- Instructions to follow
Make an exact copy of the records, with the pictures left out.
————
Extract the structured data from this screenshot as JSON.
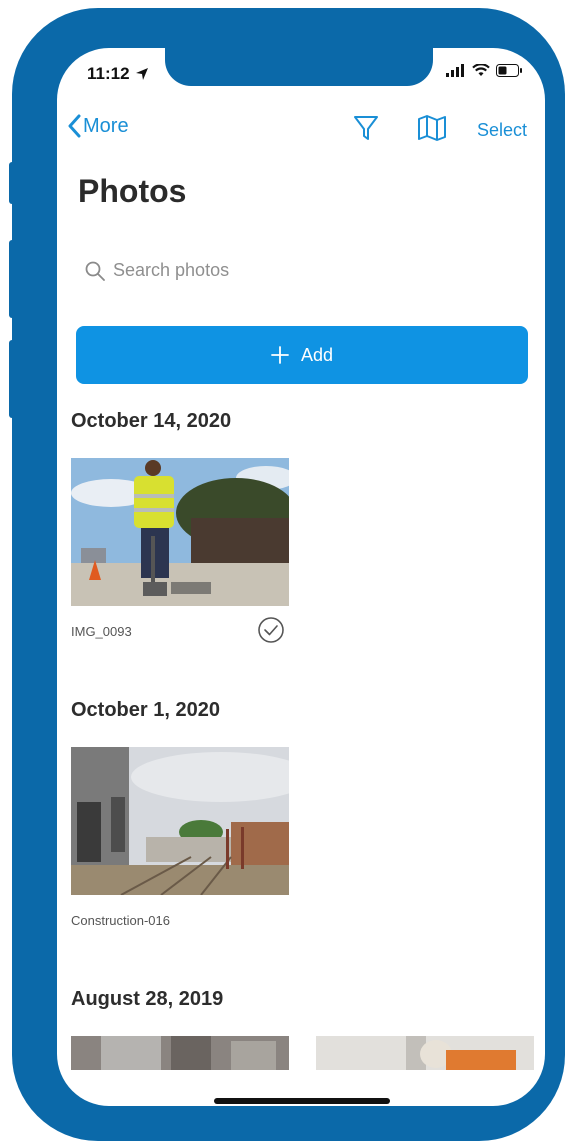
{
  "status": {
    "time": "11:12"
  },
  "nav": {
    "back_label": "More",
    "select_label": "Select"
  },
  "page": {
    "title": "Photos"
  },
  "search": {
    "placeholder": "Search photos"
  },
  "add_button": {
    "label": "Add",
    "color": "#0f93e3"
  },
  "accent_color": "#1a8fd6",
  "sections": [
    {
      "date": "October 14, 2020",
      "photos": [
        {
          "name": "IMG_0093",
          "selected": true
        }
      ]
    },
    {
      "date": "October 1, 2020",
      "photos": [
        {
          "name": "Construction-016",
          "selected": false
        }
      ]
    },
    {
      "date": "August 28, 2019",
      "photos": [
        {
          "name": ""
        },
        {
          "name": ""
        }
      ]
    }
  ]
}
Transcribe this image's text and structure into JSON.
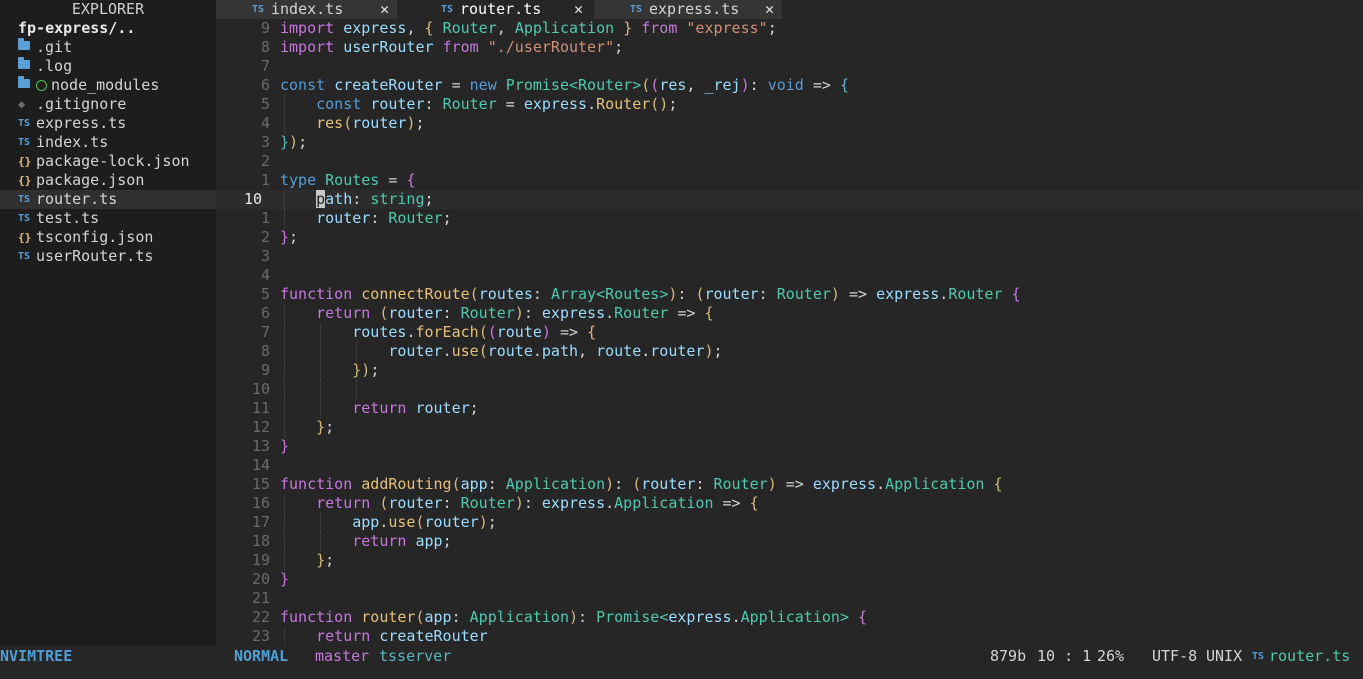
————
- The completed task
Extract the structured data from this screenshot as JSON.
{
  "status": {
    "time": "11:12"
  },
  "nav": {
    "back_label": "More",
    "select_label": "Select"
  },
  "page": {
    "title": "Photos"
  },
  "search": {
    "placeholder": "Search photos"
  },
  "add_button": {
    "label": "Add",
    "color": "#0f93e3"
  },
  "accent_color": "#1a8fd6",
  "sections": [
    {
      "date": "October 14, 2020",
      "photos": [
        {
          "name": "IMG_0093",
          "selected": true
        }
      ]
    },
    {
      "date": "October 1, 2020",
      "photos": [
        {
          "name": "Construction-016",
          "selected": false
        }
      ]
    },
    {
      "date": "August 28, 2019",
      "photos": [
        {
          "name": ""
        },
        {
          "name": ""
        }
      ]
    }
  ]
}
Transcribe this image's text and structure into JSON.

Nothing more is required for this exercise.